**BRIEF:** Output every line of the data exactly as it appears.

**DATA EXCERPTS:**
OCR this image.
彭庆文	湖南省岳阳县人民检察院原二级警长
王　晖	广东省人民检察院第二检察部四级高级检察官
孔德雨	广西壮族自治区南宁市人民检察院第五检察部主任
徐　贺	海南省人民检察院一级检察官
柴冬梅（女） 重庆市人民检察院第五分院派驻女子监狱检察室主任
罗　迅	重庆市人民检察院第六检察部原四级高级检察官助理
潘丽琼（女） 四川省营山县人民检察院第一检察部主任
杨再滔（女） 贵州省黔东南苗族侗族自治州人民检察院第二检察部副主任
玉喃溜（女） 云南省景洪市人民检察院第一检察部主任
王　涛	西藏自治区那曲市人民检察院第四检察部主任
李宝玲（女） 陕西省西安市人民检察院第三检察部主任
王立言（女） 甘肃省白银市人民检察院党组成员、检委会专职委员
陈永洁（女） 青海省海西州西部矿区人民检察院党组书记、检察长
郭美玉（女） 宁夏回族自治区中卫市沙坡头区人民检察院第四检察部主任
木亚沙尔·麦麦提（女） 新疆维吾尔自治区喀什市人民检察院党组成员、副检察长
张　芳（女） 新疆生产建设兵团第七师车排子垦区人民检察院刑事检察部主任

**RESULT OF THIS EXERCISE:**
OCR this image.
彭庆文	湖南省岳阳县人民检察院原二级警长
王　晖	广东省人民检察院第二检察部四级高级检察官
孔德雨	广西壮族自治区南宁市人民检察院第五检察部主任
徐　贺	海南省人民检察院一级检察官
柴冬梅（女） 重庆市人民检察院第五分院派驻女子监狱检察室主任
罗　迅	重庆市人民检察院第六检察部原四级高级检察官助理
潘丽琼（女） 四川省营山县人民检察院第一检察部主任
杨再滔（女） 贵州省黔东南苗族侗族自治州人民检察院第二检察部副主任
玉喃溜（女） 云南省景洪市人民检察院第一检察部主任
王　涛	西藏自治区那曲市人民检察院第四检察部主任
李宝玲（女） 陕西省西安市人民检察院第三检察部主任
王立言（女） 甘肃省白银市人民检察院党组成员、检委会专职委员
陈永洁（女） 青海省海西州西部矿区人民检察院党组书记、检察长
郭美玉（女） 宁夏回族自治区中卫市沙坡头区人民检察院第四检察部主任
木亚沙尔·麦麦提（女） 新疆维吾尔自治区喀什市人民检察院党组成员、副检察长
张　芳（女） 新疆生产建设兵团第七师车排子垦区人民检察院刑事检察部主任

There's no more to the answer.